(Entries taken from a collection)
_ _ _

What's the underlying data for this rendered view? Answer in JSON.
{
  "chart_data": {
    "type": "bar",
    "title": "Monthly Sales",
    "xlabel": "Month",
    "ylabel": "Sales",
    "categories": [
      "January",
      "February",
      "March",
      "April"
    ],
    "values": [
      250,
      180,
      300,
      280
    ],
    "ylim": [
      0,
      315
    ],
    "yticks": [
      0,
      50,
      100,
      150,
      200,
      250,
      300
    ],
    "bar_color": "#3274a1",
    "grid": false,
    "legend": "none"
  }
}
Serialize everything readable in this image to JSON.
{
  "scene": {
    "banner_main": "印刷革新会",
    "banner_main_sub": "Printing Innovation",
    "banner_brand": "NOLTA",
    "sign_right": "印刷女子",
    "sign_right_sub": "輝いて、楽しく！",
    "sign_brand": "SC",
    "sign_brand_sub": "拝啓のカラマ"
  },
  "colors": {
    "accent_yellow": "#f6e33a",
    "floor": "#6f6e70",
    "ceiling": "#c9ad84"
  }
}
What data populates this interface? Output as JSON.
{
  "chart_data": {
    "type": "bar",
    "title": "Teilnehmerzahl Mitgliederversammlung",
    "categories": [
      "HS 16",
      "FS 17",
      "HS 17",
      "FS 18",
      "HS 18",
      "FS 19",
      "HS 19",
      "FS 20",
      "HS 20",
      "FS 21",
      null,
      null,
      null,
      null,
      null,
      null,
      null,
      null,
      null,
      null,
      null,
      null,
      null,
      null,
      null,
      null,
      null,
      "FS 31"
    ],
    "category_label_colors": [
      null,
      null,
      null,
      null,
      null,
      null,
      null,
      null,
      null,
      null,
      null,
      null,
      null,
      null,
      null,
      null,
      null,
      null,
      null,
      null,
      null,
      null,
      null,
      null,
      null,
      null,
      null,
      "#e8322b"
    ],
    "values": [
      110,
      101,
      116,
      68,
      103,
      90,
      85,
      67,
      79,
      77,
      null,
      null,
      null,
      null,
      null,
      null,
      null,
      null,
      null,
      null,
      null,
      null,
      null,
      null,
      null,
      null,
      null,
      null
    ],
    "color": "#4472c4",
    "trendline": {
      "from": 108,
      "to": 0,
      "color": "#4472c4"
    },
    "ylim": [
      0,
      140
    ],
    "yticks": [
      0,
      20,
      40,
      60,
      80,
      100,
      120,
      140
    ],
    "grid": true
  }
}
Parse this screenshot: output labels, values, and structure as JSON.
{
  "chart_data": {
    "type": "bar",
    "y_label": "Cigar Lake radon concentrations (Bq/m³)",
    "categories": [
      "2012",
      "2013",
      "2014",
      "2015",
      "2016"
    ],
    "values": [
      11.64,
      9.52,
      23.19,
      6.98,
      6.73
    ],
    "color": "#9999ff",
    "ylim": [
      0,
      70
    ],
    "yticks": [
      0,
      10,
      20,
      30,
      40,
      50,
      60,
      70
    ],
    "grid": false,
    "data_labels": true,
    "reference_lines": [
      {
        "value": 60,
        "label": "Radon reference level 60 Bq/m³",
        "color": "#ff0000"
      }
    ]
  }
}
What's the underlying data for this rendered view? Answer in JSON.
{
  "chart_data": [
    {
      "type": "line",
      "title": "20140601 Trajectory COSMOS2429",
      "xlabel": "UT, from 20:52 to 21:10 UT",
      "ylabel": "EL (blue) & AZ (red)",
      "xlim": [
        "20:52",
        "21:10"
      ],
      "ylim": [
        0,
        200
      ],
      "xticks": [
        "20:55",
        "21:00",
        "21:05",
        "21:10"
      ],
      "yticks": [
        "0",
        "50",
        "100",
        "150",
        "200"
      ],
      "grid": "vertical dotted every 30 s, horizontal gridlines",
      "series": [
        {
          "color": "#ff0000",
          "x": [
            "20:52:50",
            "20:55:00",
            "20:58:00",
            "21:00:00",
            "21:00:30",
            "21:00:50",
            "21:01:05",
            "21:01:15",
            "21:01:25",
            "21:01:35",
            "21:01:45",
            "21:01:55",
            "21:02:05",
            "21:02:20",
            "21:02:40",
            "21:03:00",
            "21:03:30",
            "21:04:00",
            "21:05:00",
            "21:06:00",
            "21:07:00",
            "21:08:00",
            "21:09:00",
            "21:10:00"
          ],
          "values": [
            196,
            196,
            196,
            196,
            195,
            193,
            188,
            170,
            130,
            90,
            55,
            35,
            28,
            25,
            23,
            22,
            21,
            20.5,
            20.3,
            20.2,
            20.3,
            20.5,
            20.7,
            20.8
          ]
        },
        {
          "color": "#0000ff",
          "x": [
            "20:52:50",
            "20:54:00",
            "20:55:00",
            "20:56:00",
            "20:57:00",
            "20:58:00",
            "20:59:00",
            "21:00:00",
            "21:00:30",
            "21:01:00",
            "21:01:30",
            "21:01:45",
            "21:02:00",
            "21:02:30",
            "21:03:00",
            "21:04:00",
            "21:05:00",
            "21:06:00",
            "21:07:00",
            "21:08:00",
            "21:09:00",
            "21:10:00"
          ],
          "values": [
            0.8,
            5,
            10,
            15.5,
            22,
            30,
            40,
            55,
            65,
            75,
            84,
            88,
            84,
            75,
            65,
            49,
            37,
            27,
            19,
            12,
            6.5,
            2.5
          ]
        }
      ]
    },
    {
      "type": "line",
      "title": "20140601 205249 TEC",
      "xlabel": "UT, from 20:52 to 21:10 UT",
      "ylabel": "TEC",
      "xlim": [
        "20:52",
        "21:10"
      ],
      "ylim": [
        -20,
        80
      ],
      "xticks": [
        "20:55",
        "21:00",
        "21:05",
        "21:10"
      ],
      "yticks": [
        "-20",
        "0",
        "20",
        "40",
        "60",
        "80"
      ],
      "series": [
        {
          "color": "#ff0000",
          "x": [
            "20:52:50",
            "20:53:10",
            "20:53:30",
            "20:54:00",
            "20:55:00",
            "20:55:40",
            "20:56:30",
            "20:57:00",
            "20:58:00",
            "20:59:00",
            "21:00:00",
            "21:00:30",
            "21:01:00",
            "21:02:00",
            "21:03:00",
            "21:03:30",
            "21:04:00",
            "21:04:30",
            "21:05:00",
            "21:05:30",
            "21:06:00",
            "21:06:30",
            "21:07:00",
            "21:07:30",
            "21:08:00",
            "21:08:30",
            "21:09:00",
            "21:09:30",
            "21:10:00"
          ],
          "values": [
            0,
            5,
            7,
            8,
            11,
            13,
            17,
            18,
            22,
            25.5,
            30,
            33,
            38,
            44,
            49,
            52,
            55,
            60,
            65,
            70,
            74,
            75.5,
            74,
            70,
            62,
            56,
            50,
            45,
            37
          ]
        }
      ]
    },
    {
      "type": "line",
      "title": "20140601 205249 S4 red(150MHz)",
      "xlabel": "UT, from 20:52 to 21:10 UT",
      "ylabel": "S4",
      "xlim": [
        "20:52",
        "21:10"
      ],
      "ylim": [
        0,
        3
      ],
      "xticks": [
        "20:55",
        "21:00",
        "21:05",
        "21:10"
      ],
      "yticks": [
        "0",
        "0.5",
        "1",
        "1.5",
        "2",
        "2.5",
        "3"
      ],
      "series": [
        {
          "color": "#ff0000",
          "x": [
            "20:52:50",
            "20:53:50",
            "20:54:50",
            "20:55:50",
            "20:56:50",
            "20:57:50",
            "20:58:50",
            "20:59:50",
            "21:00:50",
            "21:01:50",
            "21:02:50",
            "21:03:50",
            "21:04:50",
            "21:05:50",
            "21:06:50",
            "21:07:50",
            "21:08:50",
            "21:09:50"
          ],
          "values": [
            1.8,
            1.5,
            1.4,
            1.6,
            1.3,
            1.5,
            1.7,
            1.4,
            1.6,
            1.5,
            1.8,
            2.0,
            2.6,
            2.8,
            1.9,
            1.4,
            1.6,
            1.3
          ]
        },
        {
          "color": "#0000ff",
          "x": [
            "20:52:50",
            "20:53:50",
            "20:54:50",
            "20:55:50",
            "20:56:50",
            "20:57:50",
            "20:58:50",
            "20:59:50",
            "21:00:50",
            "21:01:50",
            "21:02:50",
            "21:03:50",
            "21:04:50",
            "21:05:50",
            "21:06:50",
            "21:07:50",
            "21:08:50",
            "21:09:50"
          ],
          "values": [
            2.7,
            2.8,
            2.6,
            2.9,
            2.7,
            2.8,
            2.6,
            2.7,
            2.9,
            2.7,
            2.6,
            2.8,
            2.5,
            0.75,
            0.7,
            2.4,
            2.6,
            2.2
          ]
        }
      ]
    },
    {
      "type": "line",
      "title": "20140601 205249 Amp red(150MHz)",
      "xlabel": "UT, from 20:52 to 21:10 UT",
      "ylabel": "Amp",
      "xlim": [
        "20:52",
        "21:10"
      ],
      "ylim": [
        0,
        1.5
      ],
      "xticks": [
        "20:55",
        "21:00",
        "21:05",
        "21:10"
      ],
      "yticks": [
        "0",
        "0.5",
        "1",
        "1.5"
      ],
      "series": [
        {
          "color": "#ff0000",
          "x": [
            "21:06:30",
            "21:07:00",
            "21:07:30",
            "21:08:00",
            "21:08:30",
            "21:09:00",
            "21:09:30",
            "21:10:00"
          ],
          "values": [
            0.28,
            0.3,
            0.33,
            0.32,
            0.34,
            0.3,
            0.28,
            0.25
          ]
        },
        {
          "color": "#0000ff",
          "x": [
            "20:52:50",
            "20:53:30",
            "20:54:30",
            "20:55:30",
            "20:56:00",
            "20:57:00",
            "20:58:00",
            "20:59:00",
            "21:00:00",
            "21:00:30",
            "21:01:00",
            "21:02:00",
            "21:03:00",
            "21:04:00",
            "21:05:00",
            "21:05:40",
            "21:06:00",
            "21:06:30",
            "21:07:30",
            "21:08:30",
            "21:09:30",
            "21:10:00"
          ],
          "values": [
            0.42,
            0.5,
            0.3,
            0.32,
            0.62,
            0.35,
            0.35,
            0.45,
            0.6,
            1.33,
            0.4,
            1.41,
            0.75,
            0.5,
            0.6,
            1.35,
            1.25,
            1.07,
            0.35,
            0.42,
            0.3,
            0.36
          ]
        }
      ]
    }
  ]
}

_ _ _

What the task requires
Check each line above for the string "grid", then copy the ones that have it.

Problem solution
    "grid": false,
    "grid": true
    "grid": false,
      "grid": "vertical dotted every 30 s, horizontal gridlines",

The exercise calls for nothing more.